Repeat exactly, and only, the lines from the one containing "Transcribe this image's" through the end of the records.

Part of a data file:
<<<<

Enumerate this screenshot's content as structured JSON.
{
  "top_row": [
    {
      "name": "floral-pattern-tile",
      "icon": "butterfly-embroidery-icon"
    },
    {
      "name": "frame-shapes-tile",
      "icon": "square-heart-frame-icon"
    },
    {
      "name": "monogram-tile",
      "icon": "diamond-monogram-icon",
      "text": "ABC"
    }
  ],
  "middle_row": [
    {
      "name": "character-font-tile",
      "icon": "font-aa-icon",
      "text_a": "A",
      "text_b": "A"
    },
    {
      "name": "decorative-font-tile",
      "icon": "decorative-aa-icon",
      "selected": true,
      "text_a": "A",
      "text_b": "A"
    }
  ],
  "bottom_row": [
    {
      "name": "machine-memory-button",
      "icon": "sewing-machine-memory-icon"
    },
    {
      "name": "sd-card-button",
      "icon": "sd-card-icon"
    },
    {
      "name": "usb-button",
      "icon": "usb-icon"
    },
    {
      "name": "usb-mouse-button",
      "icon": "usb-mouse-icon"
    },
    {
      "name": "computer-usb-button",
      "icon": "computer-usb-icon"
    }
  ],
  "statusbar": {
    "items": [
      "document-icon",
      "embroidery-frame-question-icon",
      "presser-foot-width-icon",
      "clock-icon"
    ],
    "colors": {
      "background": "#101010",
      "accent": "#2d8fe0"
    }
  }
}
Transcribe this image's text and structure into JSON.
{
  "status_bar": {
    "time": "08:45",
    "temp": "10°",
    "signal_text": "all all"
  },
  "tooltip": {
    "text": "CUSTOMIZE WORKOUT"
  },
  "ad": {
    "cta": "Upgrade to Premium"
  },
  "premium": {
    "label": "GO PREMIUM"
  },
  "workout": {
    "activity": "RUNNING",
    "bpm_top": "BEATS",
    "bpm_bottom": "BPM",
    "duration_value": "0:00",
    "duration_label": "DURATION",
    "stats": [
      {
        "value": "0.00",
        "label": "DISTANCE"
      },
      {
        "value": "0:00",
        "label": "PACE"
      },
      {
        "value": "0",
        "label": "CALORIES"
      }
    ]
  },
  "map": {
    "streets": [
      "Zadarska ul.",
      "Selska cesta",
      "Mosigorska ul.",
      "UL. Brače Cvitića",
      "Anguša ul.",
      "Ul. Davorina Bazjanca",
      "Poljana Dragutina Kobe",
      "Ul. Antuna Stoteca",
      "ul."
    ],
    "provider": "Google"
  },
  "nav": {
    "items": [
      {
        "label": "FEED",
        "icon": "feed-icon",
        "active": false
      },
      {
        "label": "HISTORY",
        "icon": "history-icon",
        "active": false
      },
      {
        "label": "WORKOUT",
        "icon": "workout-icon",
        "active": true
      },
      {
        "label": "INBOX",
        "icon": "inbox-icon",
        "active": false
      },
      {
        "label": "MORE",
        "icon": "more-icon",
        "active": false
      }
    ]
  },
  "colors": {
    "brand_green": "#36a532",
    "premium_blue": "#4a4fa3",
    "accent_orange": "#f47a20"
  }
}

>>>>

Worked solution:
Transcribe this image's text and structure into JSON.
{
  "status_bar": {
    "time": "08:45",
    "temp": "10°",
    "signal_text": "all all"
  },
  "tooltip": {
    "text": "CUSTOMIZE WORKOUT"
  },
  "ad": {
    "cta": "Upgrade to Premium"
  },
  "premium": {
    "label": "GO PREMIUM"
  },
  "workout": {
    "activity": "RUNNING",
    "bpm_top": "BEATS",
    "bpm_bottom": "BPM",
    "duration_value": "0:00",
    "duration_label": "DURATION",
    "stats": [
      {
        "value": "0.00",
        "label": "DISTANCE"
      },
      {
        "value": "0:00",
        "label": "PACE"
      },
      {
        "value": "0",
        "label": "CALORIES"
      }
    ]
  },
  "map": {
    "streets": [
      "Zadarska ul.",
      "Selska cesta",
      "Mosigorska ul.",
      "UL. Brače Cvitića",
      "Anguša ul.",
      "Ul. Davorina Bazjanca",
      "Poljana Dragutina Kobe",
      "Ul. Antuna Stoteca",
      "ul."
    ],
    "provider": "Google"
  },
  "nav": {
    "items": [
      {
        "label": "FEED",
        "icon": "feed-icon",
        "active": false
      },
      {
        "label": "HISTORY",
        "icon": "history-icon",
        "active": false
      },
      {
        "label": "WORKOUT",
        "icon": "workout-icon",
        "active": true
      },
      {
        "label": "INBOX",
        "icon": "inbox-icon",
        "active": false
      },
      {
        "label": "MORE",
        "icon": "more-icon",
        "active": false
      }
    ]
  },
  "colors": {
    "brand_green": "#36a532",
    "premium_blue": "#4a4fa3",
    "accent_orange": "#f47a20"
  }
}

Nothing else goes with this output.